[Dataset records]
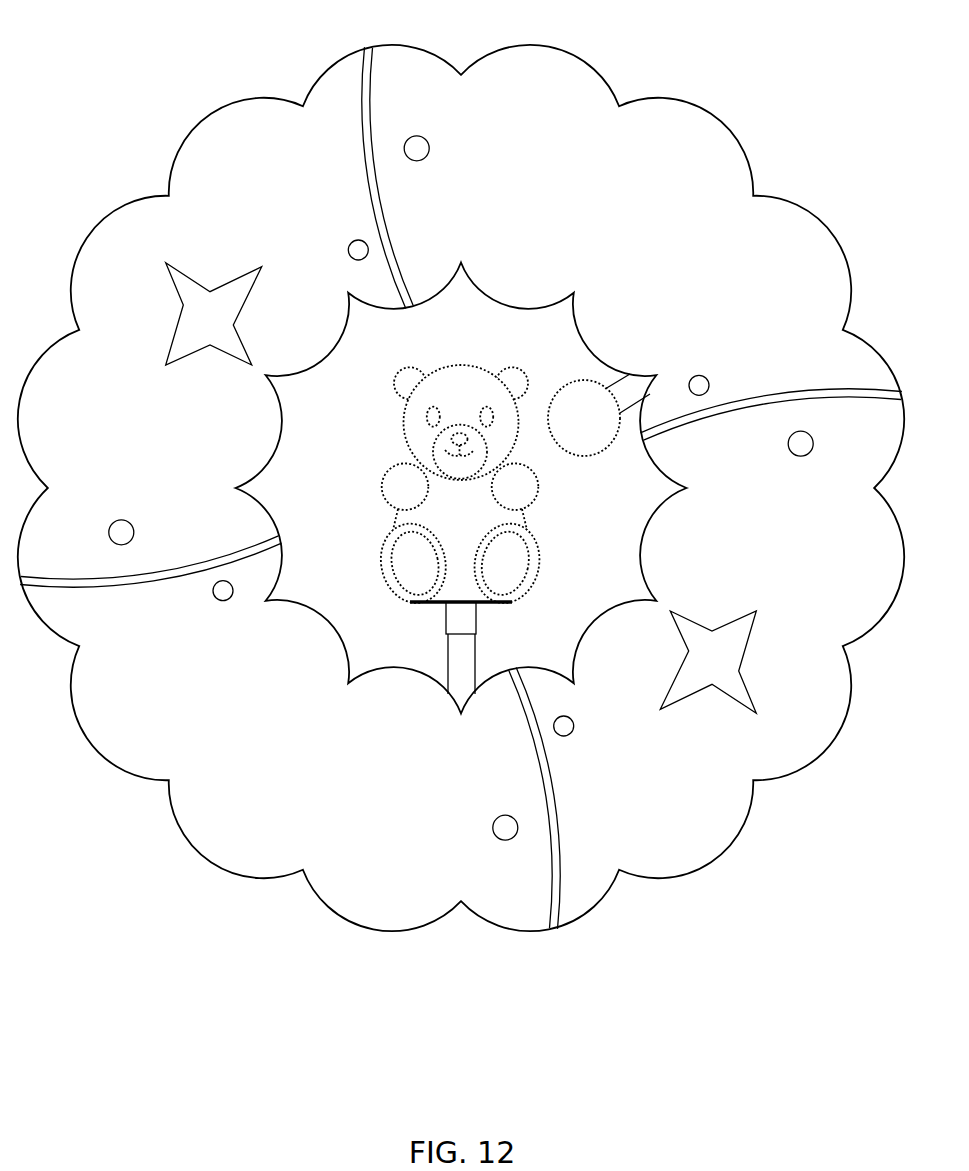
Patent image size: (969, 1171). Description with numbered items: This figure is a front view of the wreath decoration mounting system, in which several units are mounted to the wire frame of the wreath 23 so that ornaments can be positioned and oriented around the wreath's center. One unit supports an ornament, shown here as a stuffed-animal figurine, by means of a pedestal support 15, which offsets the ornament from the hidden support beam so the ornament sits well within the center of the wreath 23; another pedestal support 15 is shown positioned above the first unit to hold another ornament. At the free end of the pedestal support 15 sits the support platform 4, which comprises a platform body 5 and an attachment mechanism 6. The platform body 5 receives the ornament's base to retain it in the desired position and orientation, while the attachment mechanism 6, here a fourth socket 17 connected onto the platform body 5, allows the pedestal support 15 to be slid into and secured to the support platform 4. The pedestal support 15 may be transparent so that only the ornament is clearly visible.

The wreath 23 is at (710, 141).
The pedestal support 15 is at (476, 648).
The support platform 4 is at (380, 609).
The platform body 5 is at (505, 604).
The attachment mechanism 6 is at (412, 630).
The fourth socket 17 is at (446, 623).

→ WORK TO BE COMPLETED
Quote each of the items above word for word, leaving out the pictures.

→ RESULT OF THIS TASK
Patent image size: (969, 1171). Description with numbered items: This figure is a front view of the wreath decoration mounting system, in which several units are mounted to the wire frame of the wreath 23 so that ornaments can be positioned and oriented around the wreath's center. One unit supports an ornament, shown here as a stuffed-animal figurine, by means of a pedestal support 15, which offsets the ornament from the hidden support beam so the ornament sits well within the center of the wreath 23; another pedestal support 15 is shown positioned above the first unit to hold another ornament. At the free end of the pedestal support 15 sits the support platform 4, which comprises a platform body 5 and an attachment mechanism 6. The platform body 5 receives the ornament's base to retain it in the desired position and orientation, while the attachment mechanism 6, here a fourth socket 17 connected onto the platform body 5, allows the pedestal support 15 to be slid into and secured to the support platform 4. The pedestal support 15 may be transparent so that only the ornament is clearly visible.

The wreath 23 is at (710, 141).
The pedestal support 15 is at (476, 648).
The support platform 4 is at (380, 609).
The platform body 5 is at (505, 604).
The attachment mechanism 6 is at (412, 630).
The fourth socket 17 is at (446, 623).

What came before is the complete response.